_EXERCISE DIRECTIONS_: Reproduce each of the following items line for line, omitting the pictures.

_Bounding box annotations_:
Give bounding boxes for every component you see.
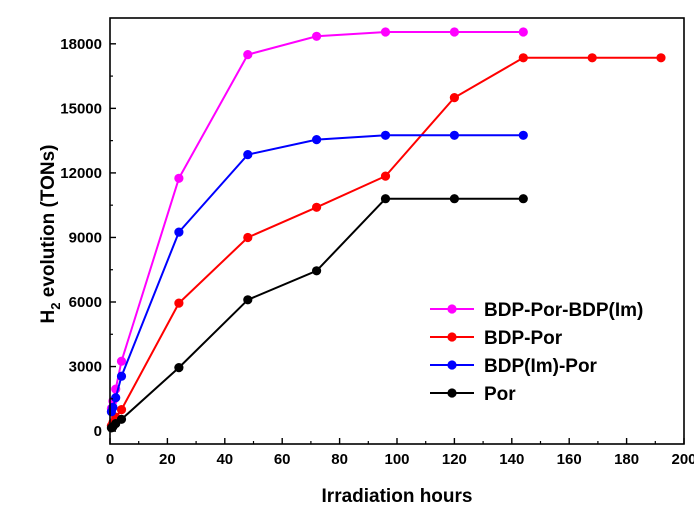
data-point [111, 393, 121, 403]
x-tick-label: 20 [159, 451, 176, 468]
y-tick-label: 3000 [69, 359, 102, 376]
data-point [243, 150, 253, 160]
data-point [449, 27, 459, 37]
x-tick-label: 140 [499, 451, 524, 468]
y-tick-label: 0 [94, 423, 102, 440]
data-point [312, 31, 322, 41]
data-point [518, 53, 528, 63]
y-tick-label: 9000 [69, 229, 102, 246]
data-point [312, 266, 322, 276]
y-tick-label: 18000 [60, 36, 102, 53]
data-point [243, 232, 253, 243]
x-tick-label: 160 [557, 451, 582, 468]
data-point [174, 173, 184, 183]
data-point [174, 298, 184, 308]
legend: BDP-Por-BDP(Im) BDP-Por BDP(Im)-Por Por [430, 300, 643, 405]
plot-frame [109, 17, 685, 445]
data-point [116, 356, 127, 366]
data-point [518, 194, 528, 204]
legend-marker-2 [447, 360, 457, 370]
legend-label-0: BDP-Por-BDP(Im) [484, 300, 643, 321]
data-point [449, 194, 459, 204]
data-point [656, 53, 666, 63]
legend-label-2: BDP(Im)-Por [484, 356, 598, 377]
legend-marker-3 [447, 388, 457, 398]
x-tick-label: 0 [106, 451, 114, 468]
data-point [380, 171, 391, 181]
data-point [312, 135, 322, 145]
x-tick-label: 40 [216, 451, 233, 468]
x-tick-label: 180 [614, 451, 639, 468]
data-point [243, 50, 253, 60]
x-tick-label: 200 [671, 451, 694, 468]
data-point [449, 93, 459, 103]
data-point [174, 363, 184, 373]
legend-label-1: BDP-Por [484, 328, 563, 349]
data-point [380, 194, 391, 204]
legend-marker-1 [447, 332, 457, 342]
x-tick-label: 100 [384, 451, 409, 468]
data-point [116, 371, 127, 381]
data-point [116, 414, 127, 424]
x-tick-label: 60 [274, 451, 291, 468]
x-tick-label: 80 [331, 451, 348, 468]
data-point [449, 130, 459, 140]
legend-label-3: Por [484, 384, 516, 405]
data-point [380, 130, 391, 140]
y-tick-label: 6000 [69, 294, 102, 311]
legend-marker-0 [447, 304, 457, 314]
data-point [174, 227, 184, 237]
data-point [312, 202, 322, 212]
data-point [518, 130, 528, 140]
data-point [518, 27, 528, 37]
data-point [116, 405, 127, 415]
series-line-0 [110, 31, 524, 409]
y-axis-title: H2 evolution (TONs) [38, 145, 63, 324]
y-tick-label: 12000 [60, 165, 102, 182]
data-point [587, 53, 597, 63]
data-point [243, 295, 253, 305]
x-tick-label: 120 [442, 451, 467, 468]
y-tick-label: 15000 [60, 100, 102, 117]
series-line-2 [110, 134, 524, 413]
data-point [380, 27, 391, 37]
x-axis-title: Irradiation hours [322, 486, 473, 506]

_EXERCISE OUTPUT_:
Give bounding boxes for every component you see.
data-point [111, 393, 121, 403]
x-tick-label: 20 [159, 451, 176, 468]
y-tick-label: 3000 [69, 359, 102, 376]
data-point [243, 150, 253, 160]
data-point [449, 27, 459, 37]
x-tick-label: 140 [499, 451, 524, 468]
y-tick-label: 0 [94, 423, 102, 440]
data-point [312, 31, 322, 41]
data-point [518, 53, 528, 63]
y-tick-label: 9000 [69, 229, 102, 246]
data-point [312, 266, 322, 276]
y-tick-label: 18000 [60, 36, 102, 53]
data-point [243, 232, 253, 243]
x-tick-label: 160 [557, 451, 582, 468]
data-point [174, 173, 184, 183]
data-point [174, 298, 184, 308]
legend: BDP-Por-BDP(Im) BDP-Por BDP(Im)-Por Por [430, 300, 643, 405]
plot-frame [109, 17, 685, 445]
data-point [116, 356, 127, 366]
data-point [518, 194, 528, 204]
legend-marker-2 [447, 360, 457, 370]
legend-label-0: BDP-Por-BDP(Im) [484, 300, 643, 321]
data-point [449, 194, 459, 204]
data-point [656, 53, 666, 63]
legend-label-2: BDP(Im)-Por [484, 356, 598, 377]
legend-marker-3 [447, 388, 457, 398]
x-tick-label: 0 [106, 451, 114, 468]
data-point [380, 171, 391, 181]
data-point [312, 135, 322, 145]
x-tick-label: 40 [216, 451, 233, 468]
x-tick-label: 180 [614, 451, 639, 468]
data-point [243, 50, 253, 60]
x-tick-label: 200 [671, 451, 694, 468]
data-point [449, 93, 459, 103]
data-point [174, 363, 184, 373]
legend-label-1: BDP-Por [484, 328, 563, 349]
data-point [380, 194, 391, 204]
legend-marker-1 [447, 332, 457, 342]
x-tick-label: 100 [384, 451, 409, 468]
data-point [116, 371, 127, 381]
data-point [116, 414, 127, 424]
x-tick-label: 60 [274, 451, 291, 468]
x-tick-label: 80 [331, 451, 348, 468]
data-point [449, 130, 459, 140]
legend-label-3: Por [484, 384, 516, 405]
data-point [380, 130, 391, 140]
y-tick-label: 6000 [69, 294, 102, 311]
legend-marker-0 [447, 304, 457, 314]
data-point [174, 227, 184, 237]
data-point [312, 202, 322, 212]
data-point [518, 130, 528, 140]
data-point [518, 27, 528, 37]
data-point [116, 405, 127, 415]
series-line-0 [110, 31, 524, 409]
y-axis-title: H2 evolution (TONs) [38, 145, 63, 324]
y-tick-label: 12000 [60, 165, 102, 182]
data-point [587, 53, 597, 63]
data-point [243, 295, 253, 305]
x-tick-label: 120 [442, 451, 467, 468]
y-tick-label: 15000 [60, 100, 102, 117]
series-line-2 [110, 134, 524, 413]
data-point [380, 27, 391, 37]
x-axis-title: Irradiation hours [322, 486, 473, 506]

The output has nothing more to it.